Return every line of the material exactly.

**Data provided:**
━━━━━━━━━━━━━━━━

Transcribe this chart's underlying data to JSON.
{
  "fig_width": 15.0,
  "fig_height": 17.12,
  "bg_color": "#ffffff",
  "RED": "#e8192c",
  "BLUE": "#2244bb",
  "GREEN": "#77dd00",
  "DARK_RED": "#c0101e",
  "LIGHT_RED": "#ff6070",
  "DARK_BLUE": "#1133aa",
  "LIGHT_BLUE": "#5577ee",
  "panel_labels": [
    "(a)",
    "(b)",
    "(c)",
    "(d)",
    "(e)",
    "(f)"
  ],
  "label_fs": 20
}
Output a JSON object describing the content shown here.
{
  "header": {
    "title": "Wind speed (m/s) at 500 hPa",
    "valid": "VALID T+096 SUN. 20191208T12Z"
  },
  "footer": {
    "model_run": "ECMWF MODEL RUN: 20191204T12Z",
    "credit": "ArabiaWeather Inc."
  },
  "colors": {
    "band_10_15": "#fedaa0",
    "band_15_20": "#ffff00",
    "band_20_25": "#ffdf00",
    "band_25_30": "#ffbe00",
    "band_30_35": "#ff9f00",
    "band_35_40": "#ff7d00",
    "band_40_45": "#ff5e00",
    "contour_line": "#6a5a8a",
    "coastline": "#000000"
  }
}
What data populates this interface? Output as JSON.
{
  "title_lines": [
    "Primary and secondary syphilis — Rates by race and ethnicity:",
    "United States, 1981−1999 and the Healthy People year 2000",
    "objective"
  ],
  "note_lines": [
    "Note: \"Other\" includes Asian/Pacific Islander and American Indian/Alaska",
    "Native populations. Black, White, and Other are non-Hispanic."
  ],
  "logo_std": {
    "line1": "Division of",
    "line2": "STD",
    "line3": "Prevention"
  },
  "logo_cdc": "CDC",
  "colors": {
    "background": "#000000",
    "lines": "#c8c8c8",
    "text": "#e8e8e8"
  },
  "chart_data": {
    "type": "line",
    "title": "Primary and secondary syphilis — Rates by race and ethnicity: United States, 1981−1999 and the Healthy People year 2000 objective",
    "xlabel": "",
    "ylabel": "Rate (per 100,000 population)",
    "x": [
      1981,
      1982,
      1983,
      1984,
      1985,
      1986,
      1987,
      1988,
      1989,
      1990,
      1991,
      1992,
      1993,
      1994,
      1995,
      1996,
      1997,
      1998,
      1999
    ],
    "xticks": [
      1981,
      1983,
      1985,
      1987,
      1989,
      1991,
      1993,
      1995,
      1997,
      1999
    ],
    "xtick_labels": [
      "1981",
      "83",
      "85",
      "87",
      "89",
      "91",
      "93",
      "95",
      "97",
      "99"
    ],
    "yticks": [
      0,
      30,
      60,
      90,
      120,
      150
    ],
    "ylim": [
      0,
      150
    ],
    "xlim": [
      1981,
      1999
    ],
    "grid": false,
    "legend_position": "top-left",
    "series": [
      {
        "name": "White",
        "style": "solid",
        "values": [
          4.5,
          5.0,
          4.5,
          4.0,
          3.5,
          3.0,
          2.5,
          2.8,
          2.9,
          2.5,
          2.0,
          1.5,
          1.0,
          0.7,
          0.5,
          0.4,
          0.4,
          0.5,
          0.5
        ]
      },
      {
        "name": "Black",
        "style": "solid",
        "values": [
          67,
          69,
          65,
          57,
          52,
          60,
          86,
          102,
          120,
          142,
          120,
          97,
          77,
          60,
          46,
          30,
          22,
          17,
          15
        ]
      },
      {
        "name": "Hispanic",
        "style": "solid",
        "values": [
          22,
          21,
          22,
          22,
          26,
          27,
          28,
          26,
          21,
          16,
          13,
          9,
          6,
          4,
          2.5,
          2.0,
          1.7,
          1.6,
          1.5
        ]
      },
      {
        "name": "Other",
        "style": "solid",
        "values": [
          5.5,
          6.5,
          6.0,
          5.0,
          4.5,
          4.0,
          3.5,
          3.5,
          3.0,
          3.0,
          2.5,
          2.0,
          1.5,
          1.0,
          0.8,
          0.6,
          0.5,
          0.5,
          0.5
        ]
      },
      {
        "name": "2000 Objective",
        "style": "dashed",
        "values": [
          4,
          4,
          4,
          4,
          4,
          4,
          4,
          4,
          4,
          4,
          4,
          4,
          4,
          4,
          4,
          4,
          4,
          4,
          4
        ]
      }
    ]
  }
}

━━━━━━━━━━━━━━━━

**Response:**
Transcribe this chart's underlying data to JSON.
{
  "fig_width": 15.0,
  "fig_height": 17.12,
  "bg_color": "#ffffff",
  "RED": "#e8192c",
  "BLUE": "#2244bb",
  "GREEN": "#77dd00",
  "DARK_RED": "#c0101e",
  "LIGHT_RED": "#ff6070",
  "DARK_BLUE": "#1133aa",
  "LIGHT_BLUE": "#5577ee",
  "panel_labels": [
    "(a)",
    "(b)",
    "(c)",
    "(d)",
    "(e)",
    "(f)"
  ],
  "label_fs": 20
}
Output a JSON object describing the content shown here.
{
  "header": {
    "title": "Wind speed (m/s) at 500 hPa",
    "valid": "VALID T+096 SUN. 20191208T12Z"
  },
  "footer": {
    "model_run": "ECMWF MODEL RUN: 20191204T12Z",
    "credit": "ArabiaWeather Inc."
  },
  "colors": {
    "band_10_15": "#fedaa0",
    "band_15_20": "#ffff00",
    "band_20_25": "#ffdf00",
    "band_25_30": "#ffbe00",
    "band_30_35": "#ff9f00",
    "band_35_40": "#ff7d00",
    "band_40_45": "#ff5e00",
    "contour_line": "#6a5a8a",
    "coastline": "#000000"
  }
}
What data populates this interface? Output as JSON.
{
  "title_lines": [
    "Primary and secondary syphilis — Rates by race and ethnicity:",
    "United States, 1981−1999 and the Healthy People year 2000",
    "objective"
  ],
  "note_lines": [
    "Note: \"Other\" includes Asian/Pacific Islander and American Indian/Alaska",
    "Native populations. Black, White, and Other are non-Hispanic."
  ],
  "logo_std": {
    "line1": "Division of",
    "line2": "STD",
    "line3": "Prevention"
  },
  "logo_cdc": "CDC",
  "colors": {
    "background": "#000000",
    "lines": "#c8c8c8",
    "text": "#e8e8e8"
  },
  "chart_data": {
    "type": "line",
    "title": "Primary and secondary syphilis — Rates by race and ethnicity: United States, 1981−1999 and the Healthy People year 2000 objective",
    "xlabel": "",
    "ylabel": "Rate (per 100,000 population)",
    "x": [
      1981,
      1982,
      1983,
      1984,
      1985,
      1986,
      1987,
      1988,
      1989,
      1990,
      1991,
      1992,
      1993,
      1994,
      1995,
      1996,
      1997,
      1998,
      1999
    ],
    "xticks": [
      1981,
      1983,
      1985,
      1987,
      1989,
      1991,
      1993,
      1995,
      1997,
      1999
    ],
    "xtick_labels": [
      "1981",
      "83",
      "85",
      "87",
      "89",
      "91",
      "93",
      "95",
      "97",
      "99"
    ],
    "yticks": [
      0,
      30,
      60,
      90,
      120,
      150
    ],
    "ylim": [
      0,
      150
    ],
    "xlim": [
      1981,
      1999
    ],
    "grid": false,
    "legend_position": "top-left",
    "series": [
      {
        "name": "White",
        "style": "solid",
        "values": [
          4.5,
          5.0,
          4.5,
          4.0,
          3.5,
          3.0,
          2.5,
          2.8,
          2.9,
          2.5,
          2.0,
          1.5,
          1.0,
          0.7,
          0.5,
          0.4,
          0.4,
          0.5,
          0.5
        ]
      },
      {
        "name": "Black",
        "style": "solid",
        "values": [
          67,
          69,
          65,
          57,
          52,
          60,
          86,
          102,
          120,
          142,
          120,
          97,
          77,
          60,
          46,
          30,
          22,
          17,
          15
        ]
      },
      {
        "name": "Hispanic",
        "style": "solid",
        "values": [
          22,
          21,
          22,
          22,
          26,
          27,
          28,
          26,
          21,
          16,
          13,
          9,
          6,
          4,
          2.5,
          2.0,
          1.7,
          1.6,
          1.5
        ]
      },
      {
        "name": "Other",
        "style": "solid",
        "values": [
          5.5,
          6.5,
          6.0,
          5.0,
          4.5,
          4.0,
          3.5,
          3.5,
          3.0,
          3.0,
          2.5,
          2.0,
          1.5,
          1.0,
          0.8,
          0.6,
          0.5,
          0.5,
          0.5
        ]
      },
      {
        "name": "2000 Objective",
        "style": "dashed",
        "values": [
          4,
          4,
          4,
          4,
          4,
          4,
          4,
          4,
          4,
          4,
          4,
          4,
          4,
          4,
          4,
          4,
          4,
          4,
          4
        ]
      }
    ]
  }
}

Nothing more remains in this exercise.